# [WHAT IS REQUIRED]
Word for word, copy all the data and drop the pictures.

Some records:
------------------------------------

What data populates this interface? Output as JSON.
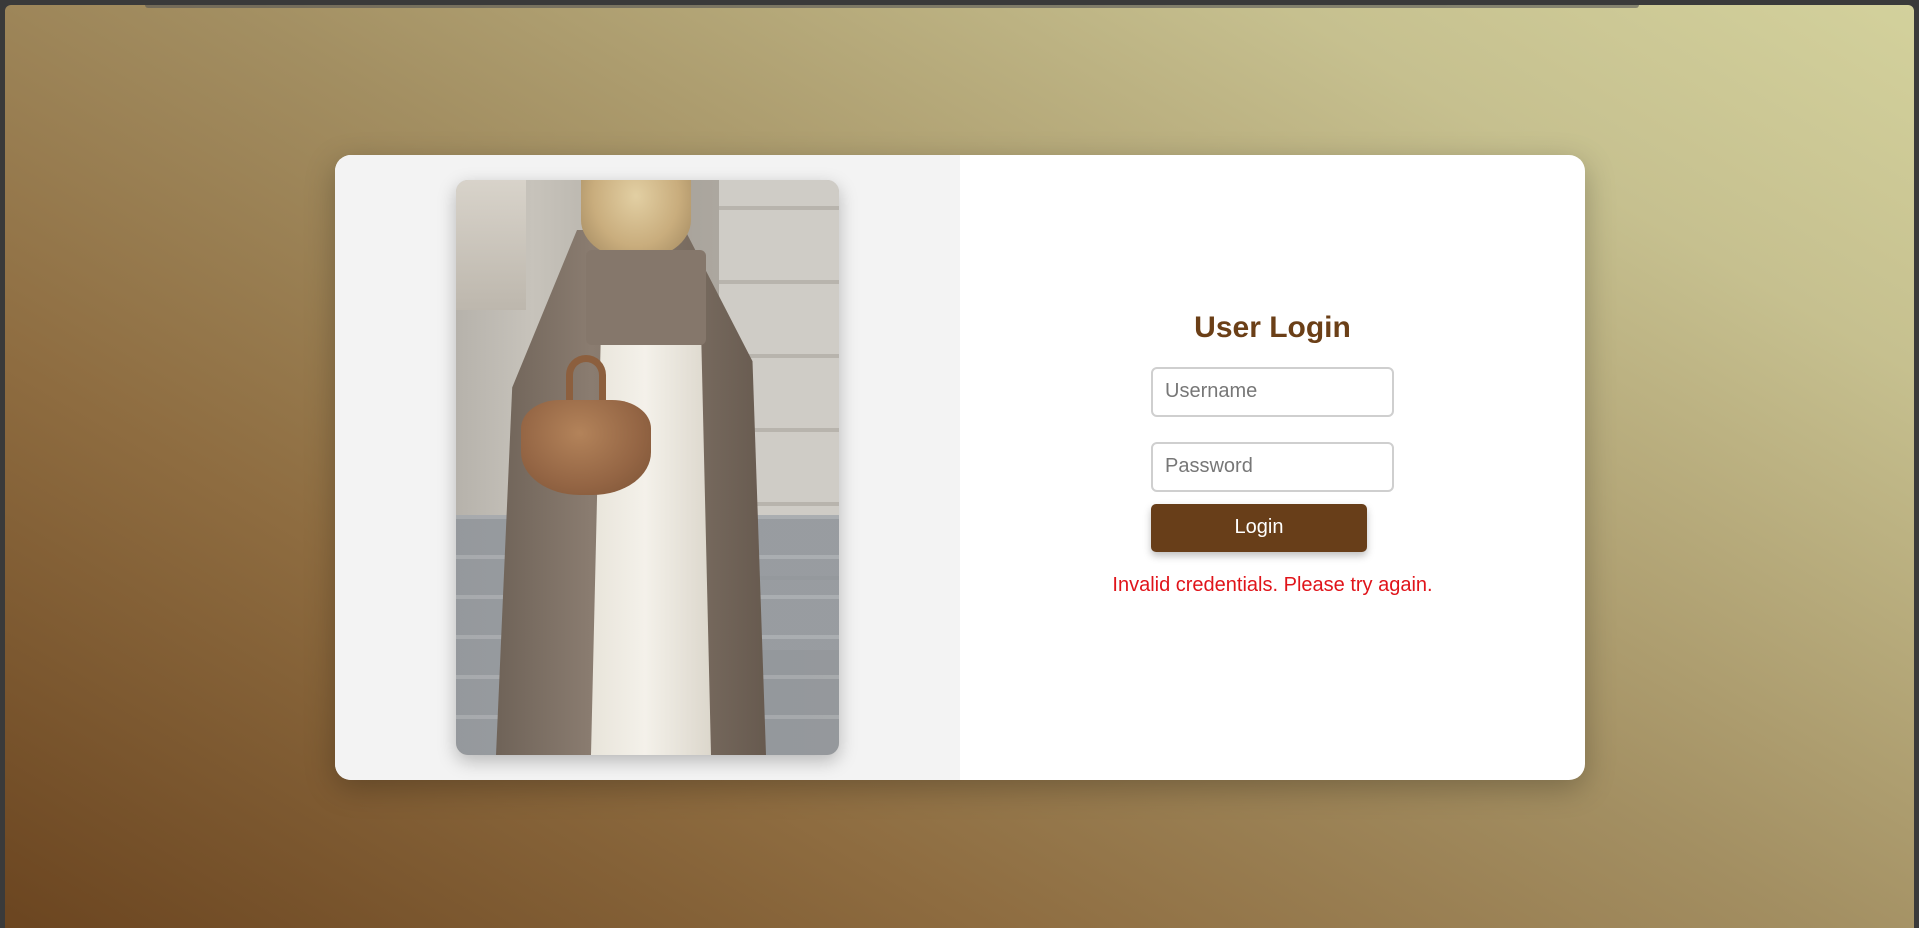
{
  "login": {
    "title": "User Login",
    "username_placeholder": "Username",
    "password_placeholder": "Password",
    "button_label": "Login",
    "error_message": "Invalid credentials. Please try again."
  },
  "theme": {
    "accent": "#683e19",
    "title_color": "#6b3f17",
    "error_color": "#e0141a"
  },
  "image": {
    "description_icon": "fashion-photo"
  }
}
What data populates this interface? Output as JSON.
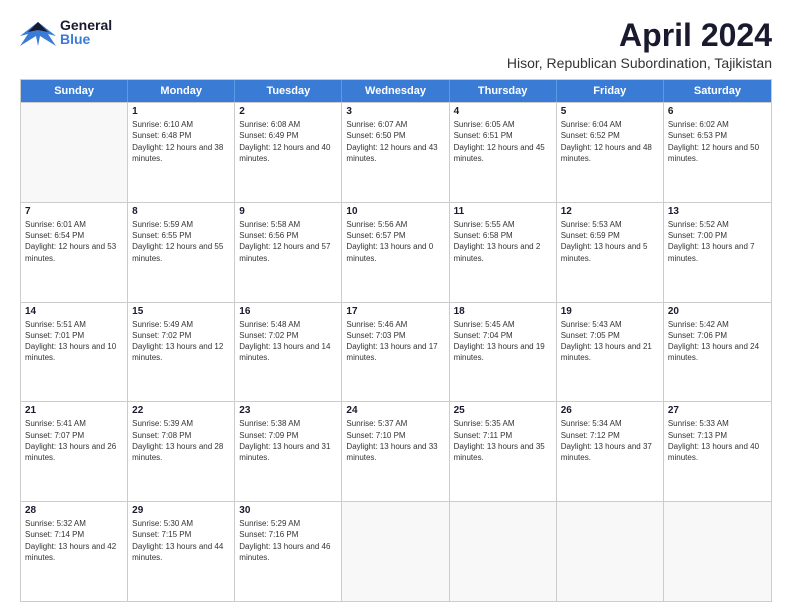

------------------------------------

# [TASK SOLUTION]
What data populates this interface? Output as JSON.
{
  "login": {
    "title": "User Login",
    "username_placeholder": "Username",
    "password_placeholder": "Password",
    "button_label": "Login",
    "error_message": "Invalid credentials. Please try again."
  },
  "theme": {
    "accent": "#683e19",
    "title_color": "#6b3f17",
    "error_color": "#e0141a"
  },
  "image": {
    "description_icon": "fashion-photo"
  }
}
What data populates this interface? Output as JSON.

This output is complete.